SUPPLIED MATERIAL.
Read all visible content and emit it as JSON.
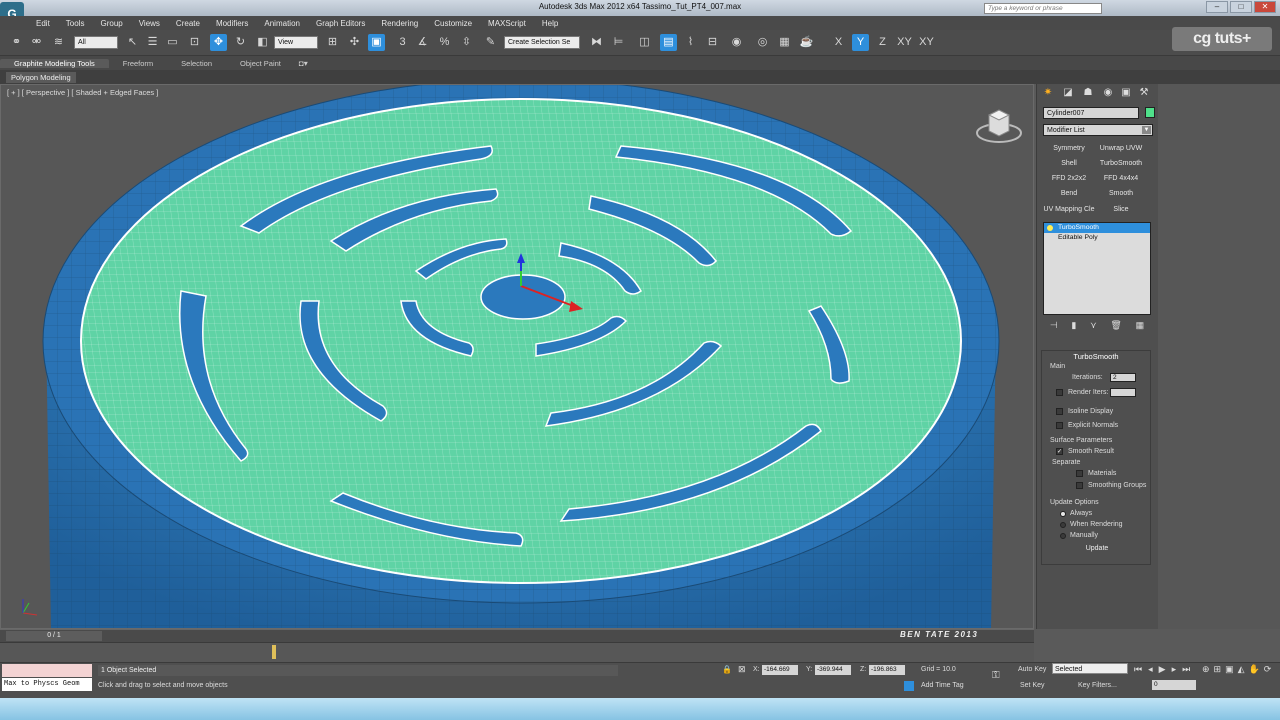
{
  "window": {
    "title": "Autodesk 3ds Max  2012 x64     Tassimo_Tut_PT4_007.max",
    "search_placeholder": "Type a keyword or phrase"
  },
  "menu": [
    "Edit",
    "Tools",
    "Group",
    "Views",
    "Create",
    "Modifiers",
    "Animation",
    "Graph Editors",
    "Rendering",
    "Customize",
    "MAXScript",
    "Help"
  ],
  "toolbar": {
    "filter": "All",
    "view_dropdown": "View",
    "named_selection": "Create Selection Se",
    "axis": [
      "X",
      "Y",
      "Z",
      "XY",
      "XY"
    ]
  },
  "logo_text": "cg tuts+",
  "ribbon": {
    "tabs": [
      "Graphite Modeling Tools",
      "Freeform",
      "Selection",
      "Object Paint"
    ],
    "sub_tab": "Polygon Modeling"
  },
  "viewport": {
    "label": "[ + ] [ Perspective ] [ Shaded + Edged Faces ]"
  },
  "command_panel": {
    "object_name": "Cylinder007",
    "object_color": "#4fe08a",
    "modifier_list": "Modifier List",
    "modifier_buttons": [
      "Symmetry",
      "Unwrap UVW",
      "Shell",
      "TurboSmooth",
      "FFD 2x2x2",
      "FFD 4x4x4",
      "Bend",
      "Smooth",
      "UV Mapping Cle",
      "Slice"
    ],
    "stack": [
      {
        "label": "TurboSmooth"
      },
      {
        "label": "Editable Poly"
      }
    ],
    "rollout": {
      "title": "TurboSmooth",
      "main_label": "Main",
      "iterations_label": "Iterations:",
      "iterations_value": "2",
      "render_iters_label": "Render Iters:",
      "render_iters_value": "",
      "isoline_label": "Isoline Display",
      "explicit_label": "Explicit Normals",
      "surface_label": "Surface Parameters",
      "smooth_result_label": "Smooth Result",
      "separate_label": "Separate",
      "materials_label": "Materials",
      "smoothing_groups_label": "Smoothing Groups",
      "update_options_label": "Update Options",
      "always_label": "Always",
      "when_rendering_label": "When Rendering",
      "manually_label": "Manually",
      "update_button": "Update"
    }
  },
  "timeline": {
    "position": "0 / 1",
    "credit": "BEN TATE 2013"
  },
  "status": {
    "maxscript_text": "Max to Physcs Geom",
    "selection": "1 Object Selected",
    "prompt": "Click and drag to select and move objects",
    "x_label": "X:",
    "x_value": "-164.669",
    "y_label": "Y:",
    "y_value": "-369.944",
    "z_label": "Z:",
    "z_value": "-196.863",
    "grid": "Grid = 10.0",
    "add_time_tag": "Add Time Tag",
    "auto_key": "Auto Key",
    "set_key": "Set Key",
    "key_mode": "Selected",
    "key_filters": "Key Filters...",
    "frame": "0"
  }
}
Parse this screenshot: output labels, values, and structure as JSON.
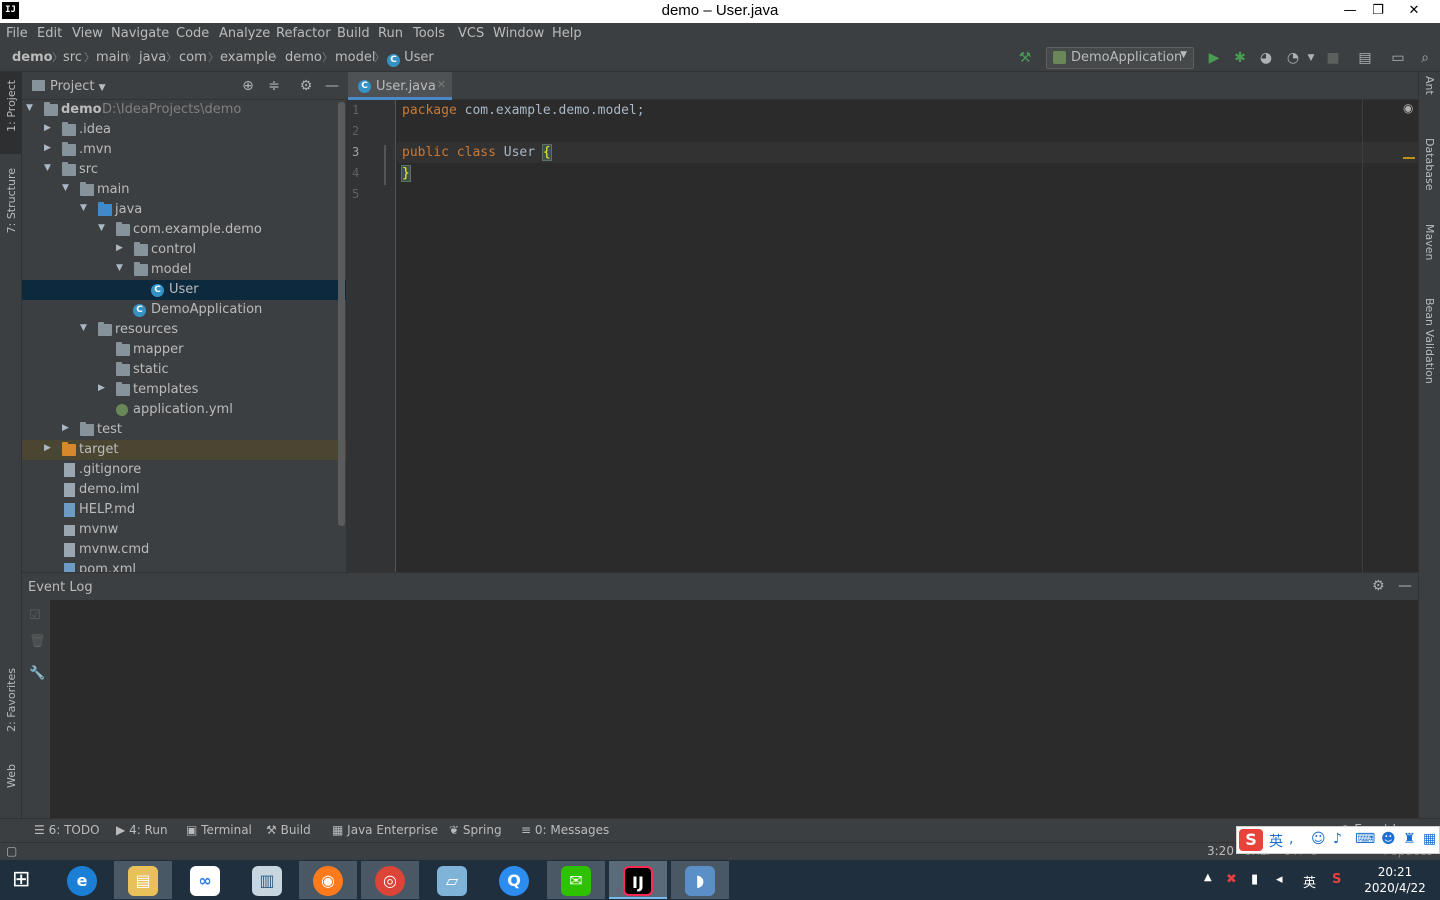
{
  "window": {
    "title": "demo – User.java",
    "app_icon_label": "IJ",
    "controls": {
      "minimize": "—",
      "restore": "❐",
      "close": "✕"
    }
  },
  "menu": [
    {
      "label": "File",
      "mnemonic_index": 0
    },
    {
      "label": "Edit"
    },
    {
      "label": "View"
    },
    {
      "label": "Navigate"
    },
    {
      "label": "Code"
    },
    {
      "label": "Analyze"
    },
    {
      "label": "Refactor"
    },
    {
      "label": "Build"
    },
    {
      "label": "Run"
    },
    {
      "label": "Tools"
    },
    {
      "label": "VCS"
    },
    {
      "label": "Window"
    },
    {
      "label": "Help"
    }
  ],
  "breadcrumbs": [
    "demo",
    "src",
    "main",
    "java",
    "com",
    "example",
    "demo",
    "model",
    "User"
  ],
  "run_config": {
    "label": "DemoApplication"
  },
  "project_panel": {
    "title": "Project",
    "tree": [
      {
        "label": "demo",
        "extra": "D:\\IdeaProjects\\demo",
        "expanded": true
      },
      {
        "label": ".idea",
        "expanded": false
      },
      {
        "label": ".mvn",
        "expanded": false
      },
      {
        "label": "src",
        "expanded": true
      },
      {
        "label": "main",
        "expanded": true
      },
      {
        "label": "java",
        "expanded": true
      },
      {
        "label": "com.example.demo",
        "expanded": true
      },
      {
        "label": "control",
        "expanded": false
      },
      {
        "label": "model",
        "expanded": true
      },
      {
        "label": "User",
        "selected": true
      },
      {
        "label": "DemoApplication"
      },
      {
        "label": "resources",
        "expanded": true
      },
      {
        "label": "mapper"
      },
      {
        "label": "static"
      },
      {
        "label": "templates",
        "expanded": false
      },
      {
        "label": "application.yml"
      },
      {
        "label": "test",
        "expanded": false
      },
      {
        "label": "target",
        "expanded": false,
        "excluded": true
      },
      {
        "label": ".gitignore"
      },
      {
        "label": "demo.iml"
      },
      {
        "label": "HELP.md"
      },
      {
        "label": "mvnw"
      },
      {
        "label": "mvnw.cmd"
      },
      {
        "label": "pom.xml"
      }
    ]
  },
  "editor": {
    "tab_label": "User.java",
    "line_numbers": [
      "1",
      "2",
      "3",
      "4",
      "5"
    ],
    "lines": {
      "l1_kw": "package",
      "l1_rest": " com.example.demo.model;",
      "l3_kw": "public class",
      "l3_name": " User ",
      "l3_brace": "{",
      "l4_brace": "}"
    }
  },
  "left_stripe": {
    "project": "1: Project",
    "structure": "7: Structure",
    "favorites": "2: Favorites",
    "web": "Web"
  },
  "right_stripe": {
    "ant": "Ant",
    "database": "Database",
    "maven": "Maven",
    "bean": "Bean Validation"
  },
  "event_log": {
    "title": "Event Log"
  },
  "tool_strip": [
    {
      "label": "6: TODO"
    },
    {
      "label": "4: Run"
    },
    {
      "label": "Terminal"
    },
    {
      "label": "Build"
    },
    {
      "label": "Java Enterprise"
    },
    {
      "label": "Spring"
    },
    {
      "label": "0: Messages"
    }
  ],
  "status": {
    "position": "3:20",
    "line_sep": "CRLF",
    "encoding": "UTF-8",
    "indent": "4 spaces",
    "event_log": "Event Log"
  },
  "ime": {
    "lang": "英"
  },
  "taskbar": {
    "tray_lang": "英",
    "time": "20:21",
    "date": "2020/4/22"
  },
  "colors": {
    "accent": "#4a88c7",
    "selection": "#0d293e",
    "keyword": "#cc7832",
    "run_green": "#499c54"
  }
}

THE EXERCISE. In the records above, find each line that holds the word "keyword"; copy all such lines.

TASK SOLUTION.
    "search_placeholder": "Type a keyword or phrase"
    "keyword": "#cc7832",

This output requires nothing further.